[Start]
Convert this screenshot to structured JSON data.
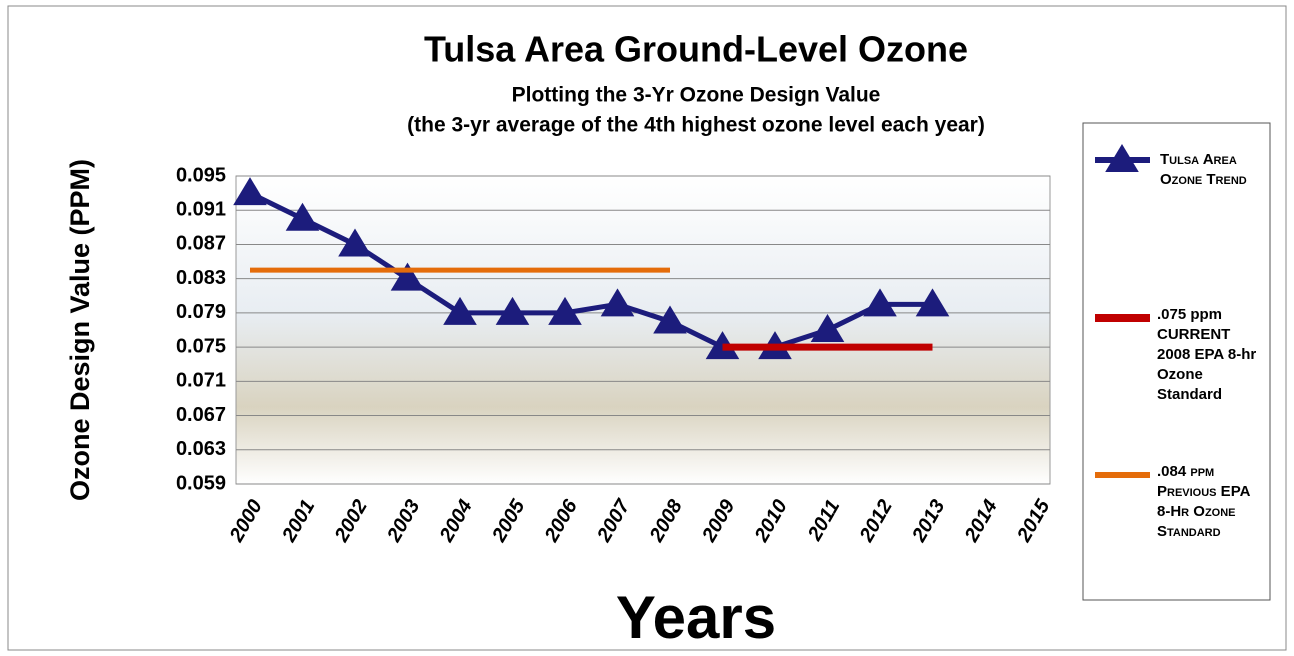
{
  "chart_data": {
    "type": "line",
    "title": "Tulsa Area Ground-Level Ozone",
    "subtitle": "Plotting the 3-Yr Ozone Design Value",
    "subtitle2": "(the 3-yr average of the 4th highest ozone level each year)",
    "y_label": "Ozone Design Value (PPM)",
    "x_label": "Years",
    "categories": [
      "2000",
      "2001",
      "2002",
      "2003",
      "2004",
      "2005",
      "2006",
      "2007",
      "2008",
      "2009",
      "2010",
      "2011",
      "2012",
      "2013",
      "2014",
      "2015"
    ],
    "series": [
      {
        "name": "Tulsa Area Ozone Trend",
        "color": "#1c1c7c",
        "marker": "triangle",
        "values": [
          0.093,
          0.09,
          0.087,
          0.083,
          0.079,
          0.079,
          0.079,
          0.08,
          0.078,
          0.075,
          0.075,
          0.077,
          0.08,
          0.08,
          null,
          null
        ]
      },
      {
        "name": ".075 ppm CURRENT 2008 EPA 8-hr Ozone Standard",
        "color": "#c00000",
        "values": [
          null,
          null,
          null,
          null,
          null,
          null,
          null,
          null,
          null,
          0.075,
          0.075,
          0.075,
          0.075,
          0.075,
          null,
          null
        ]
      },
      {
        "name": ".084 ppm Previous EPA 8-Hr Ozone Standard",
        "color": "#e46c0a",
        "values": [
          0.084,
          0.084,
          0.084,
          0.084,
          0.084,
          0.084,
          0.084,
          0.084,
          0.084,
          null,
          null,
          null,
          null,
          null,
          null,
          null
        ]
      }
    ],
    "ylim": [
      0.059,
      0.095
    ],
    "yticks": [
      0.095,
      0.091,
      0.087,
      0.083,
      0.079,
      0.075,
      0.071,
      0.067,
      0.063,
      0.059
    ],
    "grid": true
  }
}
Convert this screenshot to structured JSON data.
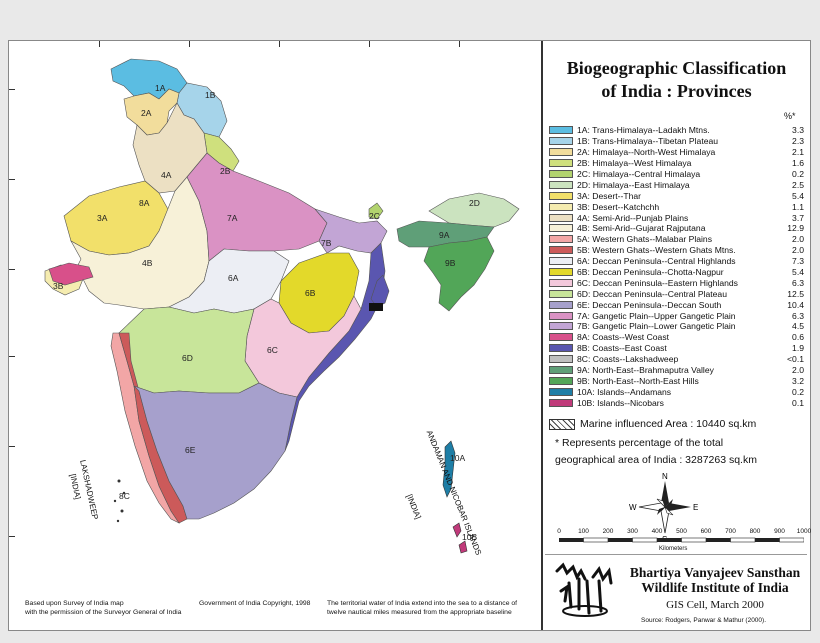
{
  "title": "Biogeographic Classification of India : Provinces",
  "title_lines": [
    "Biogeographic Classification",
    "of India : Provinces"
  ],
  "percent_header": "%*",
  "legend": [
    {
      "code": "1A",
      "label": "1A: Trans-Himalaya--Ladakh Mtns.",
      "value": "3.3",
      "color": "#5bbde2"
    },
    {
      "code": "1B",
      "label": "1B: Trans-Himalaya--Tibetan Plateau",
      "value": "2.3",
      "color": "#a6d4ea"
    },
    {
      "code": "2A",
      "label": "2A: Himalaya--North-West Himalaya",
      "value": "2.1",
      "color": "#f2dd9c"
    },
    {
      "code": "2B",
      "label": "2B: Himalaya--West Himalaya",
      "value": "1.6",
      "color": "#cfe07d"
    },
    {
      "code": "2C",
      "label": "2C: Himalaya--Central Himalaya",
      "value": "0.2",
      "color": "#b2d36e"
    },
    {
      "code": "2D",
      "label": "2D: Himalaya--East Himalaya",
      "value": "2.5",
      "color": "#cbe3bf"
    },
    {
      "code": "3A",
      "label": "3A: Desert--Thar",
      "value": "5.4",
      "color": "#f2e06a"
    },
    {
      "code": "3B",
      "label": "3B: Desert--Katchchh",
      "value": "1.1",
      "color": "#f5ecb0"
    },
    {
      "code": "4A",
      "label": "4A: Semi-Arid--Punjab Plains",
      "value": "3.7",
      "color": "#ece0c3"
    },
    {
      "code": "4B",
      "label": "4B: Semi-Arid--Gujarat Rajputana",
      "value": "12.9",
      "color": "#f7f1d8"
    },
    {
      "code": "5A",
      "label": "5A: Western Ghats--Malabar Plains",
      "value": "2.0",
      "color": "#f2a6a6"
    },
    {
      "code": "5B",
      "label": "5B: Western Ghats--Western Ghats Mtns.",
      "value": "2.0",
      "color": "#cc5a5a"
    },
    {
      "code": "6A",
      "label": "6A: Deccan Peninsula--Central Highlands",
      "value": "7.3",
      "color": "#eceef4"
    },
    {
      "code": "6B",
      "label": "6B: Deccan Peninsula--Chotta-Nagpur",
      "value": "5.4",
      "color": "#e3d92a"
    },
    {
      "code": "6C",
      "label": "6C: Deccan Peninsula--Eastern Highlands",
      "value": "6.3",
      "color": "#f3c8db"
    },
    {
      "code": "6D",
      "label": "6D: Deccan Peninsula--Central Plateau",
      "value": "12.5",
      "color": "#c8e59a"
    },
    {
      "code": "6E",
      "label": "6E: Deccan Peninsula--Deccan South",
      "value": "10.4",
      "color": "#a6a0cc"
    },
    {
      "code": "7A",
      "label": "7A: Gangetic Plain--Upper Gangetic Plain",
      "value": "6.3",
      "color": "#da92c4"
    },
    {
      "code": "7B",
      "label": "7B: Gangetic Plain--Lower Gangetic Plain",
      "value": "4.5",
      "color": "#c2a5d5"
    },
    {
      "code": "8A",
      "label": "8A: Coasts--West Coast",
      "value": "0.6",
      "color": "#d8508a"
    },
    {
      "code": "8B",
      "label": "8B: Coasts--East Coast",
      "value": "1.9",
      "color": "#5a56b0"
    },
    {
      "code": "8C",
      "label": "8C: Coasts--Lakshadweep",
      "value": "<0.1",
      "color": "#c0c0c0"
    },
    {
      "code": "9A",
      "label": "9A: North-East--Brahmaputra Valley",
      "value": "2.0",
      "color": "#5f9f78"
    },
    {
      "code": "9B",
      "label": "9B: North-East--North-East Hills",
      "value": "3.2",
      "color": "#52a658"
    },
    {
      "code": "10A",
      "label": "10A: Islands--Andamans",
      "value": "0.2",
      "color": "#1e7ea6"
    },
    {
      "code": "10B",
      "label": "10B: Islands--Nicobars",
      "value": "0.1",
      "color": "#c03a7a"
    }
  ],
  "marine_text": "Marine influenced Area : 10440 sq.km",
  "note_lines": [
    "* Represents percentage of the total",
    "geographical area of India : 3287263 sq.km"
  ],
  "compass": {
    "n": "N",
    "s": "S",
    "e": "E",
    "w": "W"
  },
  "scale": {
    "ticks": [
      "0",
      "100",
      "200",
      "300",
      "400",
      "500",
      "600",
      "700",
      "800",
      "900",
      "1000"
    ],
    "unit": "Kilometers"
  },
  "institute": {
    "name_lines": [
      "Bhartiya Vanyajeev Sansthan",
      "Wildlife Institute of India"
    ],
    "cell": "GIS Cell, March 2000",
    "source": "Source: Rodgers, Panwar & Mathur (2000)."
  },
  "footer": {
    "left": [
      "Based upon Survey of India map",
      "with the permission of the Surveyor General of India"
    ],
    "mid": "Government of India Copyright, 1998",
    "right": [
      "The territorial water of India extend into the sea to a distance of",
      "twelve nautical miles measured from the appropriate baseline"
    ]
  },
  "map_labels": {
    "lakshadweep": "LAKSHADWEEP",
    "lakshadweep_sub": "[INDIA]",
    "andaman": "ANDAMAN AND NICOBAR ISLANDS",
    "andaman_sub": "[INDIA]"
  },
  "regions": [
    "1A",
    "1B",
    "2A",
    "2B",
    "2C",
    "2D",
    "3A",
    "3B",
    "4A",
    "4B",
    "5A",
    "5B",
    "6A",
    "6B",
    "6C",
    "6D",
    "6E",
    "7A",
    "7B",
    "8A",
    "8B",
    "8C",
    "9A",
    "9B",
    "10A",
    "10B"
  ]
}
[End]
[Start]
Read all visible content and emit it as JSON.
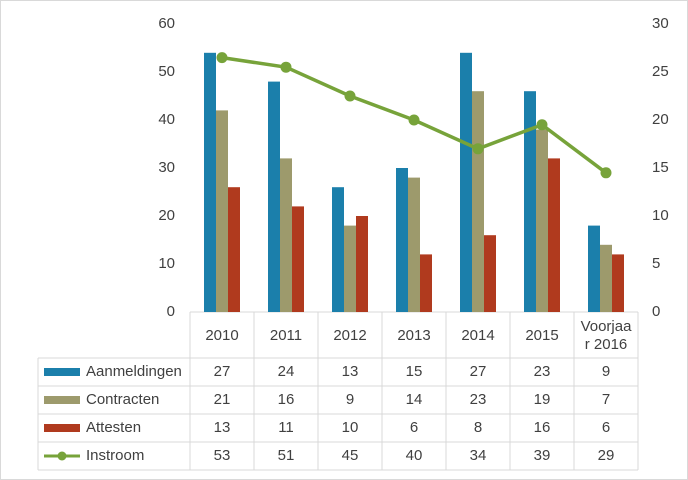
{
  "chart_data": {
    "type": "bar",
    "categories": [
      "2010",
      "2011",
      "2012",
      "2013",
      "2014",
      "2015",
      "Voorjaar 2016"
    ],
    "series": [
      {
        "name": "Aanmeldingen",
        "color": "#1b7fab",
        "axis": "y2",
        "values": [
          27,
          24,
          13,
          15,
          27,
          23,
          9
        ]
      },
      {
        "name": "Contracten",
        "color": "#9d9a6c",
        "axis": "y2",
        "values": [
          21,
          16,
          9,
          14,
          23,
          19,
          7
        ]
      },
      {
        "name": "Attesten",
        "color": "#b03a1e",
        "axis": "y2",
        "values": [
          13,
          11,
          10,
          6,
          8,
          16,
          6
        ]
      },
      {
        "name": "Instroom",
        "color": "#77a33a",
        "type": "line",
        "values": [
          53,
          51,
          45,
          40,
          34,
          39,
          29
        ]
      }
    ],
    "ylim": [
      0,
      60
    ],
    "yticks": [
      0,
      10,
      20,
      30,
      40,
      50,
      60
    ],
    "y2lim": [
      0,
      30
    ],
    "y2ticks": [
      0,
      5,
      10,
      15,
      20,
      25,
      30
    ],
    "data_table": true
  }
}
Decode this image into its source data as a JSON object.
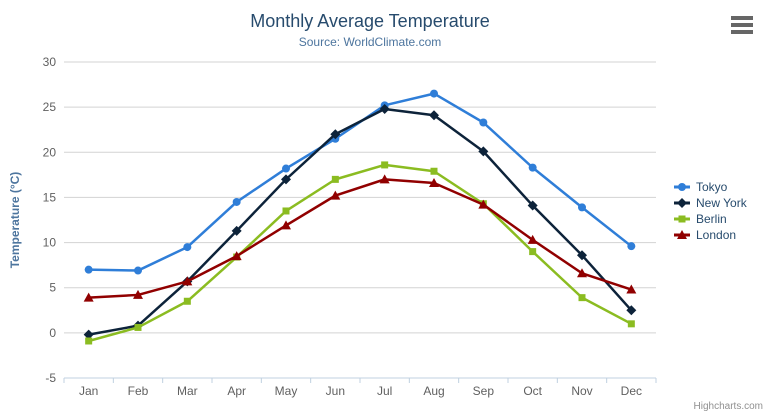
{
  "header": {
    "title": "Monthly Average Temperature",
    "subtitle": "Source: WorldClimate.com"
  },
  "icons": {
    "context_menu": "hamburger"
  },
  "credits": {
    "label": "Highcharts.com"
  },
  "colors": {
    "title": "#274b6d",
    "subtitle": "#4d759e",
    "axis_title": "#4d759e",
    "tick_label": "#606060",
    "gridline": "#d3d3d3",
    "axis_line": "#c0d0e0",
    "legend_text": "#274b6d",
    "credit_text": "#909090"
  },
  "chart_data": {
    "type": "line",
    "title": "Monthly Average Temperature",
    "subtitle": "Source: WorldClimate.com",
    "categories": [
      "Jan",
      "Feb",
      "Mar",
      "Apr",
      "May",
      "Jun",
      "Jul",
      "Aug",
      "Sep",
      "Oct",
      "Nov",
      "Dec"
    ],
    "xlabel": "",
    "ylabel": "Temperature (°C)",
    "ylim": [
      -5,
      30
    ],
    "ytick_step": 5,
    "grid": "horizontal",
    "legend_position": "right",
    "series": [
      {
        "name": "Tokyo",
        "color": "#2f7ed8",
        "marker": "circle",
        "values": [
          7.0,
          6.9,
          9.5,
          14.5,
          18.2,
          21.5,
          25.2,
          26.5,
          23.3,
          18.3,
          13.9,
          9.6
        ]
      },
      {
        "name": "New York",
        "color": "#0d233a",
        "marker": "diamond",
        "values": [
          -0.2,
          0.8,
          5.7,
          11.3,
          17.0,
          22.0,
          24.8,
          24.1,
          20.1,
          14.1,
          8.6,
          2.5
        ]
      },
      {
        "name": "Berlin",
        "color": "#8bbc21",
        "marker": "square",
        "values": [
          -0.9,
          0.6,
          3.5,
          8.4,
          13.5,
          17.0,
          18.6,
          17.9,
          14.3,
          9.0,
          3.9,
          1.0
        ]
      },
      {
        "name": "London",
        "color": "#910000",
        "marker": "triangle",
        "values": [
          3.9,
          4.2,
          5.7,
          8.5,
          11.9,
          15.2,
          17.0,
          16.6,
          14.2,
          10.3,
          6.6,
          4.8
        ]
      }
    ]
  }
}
[End]
#### AIM OF THE EXERCISE:
Exactly how many lines of the listing above contain the string "Biogeographic"? Give no more than the number.

#### FINISHED TASK:
2